— BEGIN Excerpt —

Hey there, I seem to be stuck on an issue after having done as much research and Googling as I possibly can.
When using cURL to crawl pages I’m seeing more and more 403 Forbidden errors. Most pages are 403 Forbidden.
If I cURL a http:// url that re-directs to a https:// then it shows the 403 error. If I cURL the https:// then it’s just a blank page.
I have followed your instructions on your site about placing the cacert.pem file in my root which I have done. (However, didn’t get these from your site as your link is broken).
Here is my function for cURL. Wondered if you could let me know what I am doing wrong, or how I can fix this, in clear detail (please)…
function get_page_now($url) {
$ch = curl_init();
curl_setopt($ch, CURLOPT_URL,$url);
curl_setopt($ch, CURLOPT_HTTPHEADER, array(“User-Agent: Mozilla/5.0 (Windows; U; Windows NT 5.1; en-US; rv:1.8.1.15) Gecko/20080623 Firefox/2.0.0.15”) );
curl_setopt($ch, CURLOPT_NOBODY, false);
curl_setopt($ch, CURLOPT_CAINFO, getcwd() . “\cacert.pem”);
curl_setopt($ch, CURLOPT_FOLLOWLOCATION, true);
curl_setopt($ch, CURLOPT_AUTOREFERER, true);
curl_setopt($ch, CURLOPT_RETURNTRANSFER, true);
curl_setopt($ch, CURLOPT_TIMEOUT, 20);
curl_setopt($ch, CURLOPT_REFERER, $_SERVER[‘REMOTE_ADDR’]);
curl_setopt($ch, CURLOPT_SSL_VERIFYPEER, false);
$result= curl_exec ($ch);
curl_close ($ch);
return $result;
}
I have tried removing the CURLOPT_SSL_VERIFYPEER option too and still no luck.
I have also tried replacing the CURLOPT_HTTPHEADER line with this line…
curl_setopt($ch, CURLOPT_USERAGENT, “Mozilla/5.0 (Windows; U; Windows NT 5.1; en-US; rv:1.8.1.15) Gecko/20080623 Firefox/2.0.0.15”);
But still no joy.
If I need to add a cookie setopt then could you please let me know exactly how to do that. ie - the exact lines of code that I’d need to add.
I look forward to receiving some help. Much appreciated!
Best regards
Andy

— END Excerpt —
— BEGIN Provided data —

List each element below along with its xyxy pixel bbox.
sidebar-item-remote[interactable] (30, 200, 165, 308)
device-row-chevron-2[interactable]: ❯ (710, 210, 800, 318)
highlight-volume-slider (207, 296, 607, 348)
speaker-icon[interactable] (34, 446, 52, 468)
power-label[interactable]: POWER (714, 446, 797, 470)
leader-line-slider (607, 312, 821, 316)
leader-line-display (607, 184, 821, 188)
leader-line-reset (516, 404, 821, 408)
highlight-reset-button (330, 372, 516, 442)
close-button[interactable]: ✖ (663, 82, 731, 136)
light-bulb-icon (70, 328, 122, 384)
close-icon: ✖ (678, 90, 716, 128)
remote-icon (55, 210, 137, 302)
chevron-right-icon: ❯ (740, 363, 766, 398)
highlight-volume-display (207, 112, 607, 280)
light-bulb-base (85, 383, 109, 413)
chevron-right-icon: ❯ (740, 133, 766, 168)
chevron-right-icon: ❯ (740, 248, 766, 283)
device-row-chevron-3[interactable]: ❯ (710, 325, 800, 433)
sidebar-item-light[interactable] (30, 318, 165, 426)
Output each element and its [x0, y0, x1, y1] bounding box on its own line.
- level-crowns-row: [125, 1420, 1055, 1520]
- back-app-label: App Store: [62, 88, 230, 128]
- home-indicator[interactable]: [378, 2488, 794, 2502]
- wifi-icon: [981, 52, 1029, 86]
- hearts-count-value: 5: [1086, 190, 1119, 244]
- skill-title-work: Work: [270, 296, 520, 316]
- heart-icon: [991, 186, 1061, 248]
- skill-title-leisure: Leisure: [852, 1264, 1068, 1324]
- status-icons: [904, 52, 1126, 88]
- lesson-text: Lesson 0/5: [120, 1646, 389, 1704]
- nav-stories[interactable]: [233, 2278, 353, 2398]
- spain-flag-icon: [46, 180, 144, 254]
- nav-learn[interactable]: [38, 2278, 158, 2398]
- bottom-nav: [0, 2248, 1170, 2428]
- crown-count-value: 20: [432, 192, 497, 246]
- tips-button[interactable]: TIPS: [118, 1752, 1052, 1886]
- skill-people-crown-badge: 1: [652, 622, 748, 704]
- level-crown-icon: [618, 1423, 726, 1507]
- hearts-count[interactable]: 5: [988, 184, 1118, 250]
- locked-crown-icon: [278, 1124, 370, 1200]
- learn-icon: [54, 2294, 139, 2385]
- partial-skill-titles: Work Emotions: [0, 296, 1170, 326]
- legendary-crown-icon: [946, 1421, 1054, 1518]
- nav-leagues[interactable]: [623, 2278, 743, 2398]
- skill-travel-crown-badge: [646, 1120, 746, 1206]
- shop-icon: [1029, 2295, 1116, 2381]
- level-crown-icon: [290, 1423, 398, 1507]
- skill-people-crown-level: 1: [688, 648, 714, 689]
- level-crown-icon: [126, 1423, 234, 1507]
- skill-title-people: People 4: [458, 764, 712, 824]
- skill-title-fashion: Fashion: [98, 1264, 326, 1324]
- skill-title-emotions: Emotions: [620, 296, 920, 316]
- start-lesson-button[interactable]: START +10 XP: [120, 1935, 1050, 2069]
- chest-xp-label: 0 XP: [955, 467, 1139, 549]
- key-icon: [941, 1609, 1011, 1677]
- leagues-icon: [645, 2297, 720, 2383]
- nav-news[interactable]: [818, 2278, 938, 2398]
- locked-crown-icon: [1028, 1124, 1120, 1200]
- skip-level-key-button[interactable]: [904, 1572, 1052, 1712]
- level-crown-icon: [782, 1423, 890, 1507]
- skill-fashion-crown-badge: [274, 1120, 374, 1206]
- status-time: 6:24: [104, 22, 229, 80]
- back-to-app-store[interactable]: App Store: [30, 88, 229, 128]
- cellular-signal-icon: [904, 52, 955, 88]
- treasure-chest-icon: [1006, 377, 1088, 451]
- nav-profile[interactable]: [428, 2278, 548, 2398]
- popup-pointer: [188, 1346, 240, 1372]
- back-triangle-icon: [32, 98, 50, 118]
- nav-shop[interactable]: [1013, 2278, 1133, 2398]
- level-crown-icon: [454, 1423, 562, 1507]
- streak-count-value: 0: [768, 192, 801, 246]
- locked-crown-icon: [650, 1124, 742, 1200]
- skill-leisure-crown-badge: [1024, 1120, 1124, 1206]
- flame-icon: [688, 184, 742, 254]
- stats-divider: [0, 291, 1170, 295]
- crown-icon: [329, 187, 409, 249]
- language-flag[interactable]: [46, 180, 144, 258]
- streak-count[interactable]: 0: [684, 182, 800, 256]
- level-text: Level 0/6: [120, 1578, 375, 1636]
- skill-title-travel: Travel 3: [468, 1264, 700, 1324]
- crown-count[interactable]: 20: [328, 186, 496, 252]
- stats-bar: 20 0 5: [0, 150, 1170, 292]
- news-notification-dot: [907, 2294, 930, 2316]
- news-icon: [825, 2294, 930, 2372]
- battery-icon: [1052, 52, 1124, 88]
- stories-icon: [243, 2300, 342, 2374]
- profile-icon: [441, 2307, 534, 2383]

— END Provided data —

● Do this: Can you retype the forum post about cURL 403 errors, starting with "I have also" and going on through "help. Much appreciated!"? This data was drawn from a separate source.

● Answer for the task:
I have also tried replacing the CURLOPT_HTTPHEADER line with this line…
curl_setopt($ch, CURLOPT_USERAGENT, “Mozilla/5.0 (Windows; U; Windows NT 5.1; en-US; rv:1.8.1.15) Gecko/20080623 Firefox/2.0.0.15”);
But still no joy.
If I need to add a cookie setopt then could you please let me know exactly how to do that. ie - the exact lines of code that I’d need to add.
I look forward to receiving some help. Much appreciated!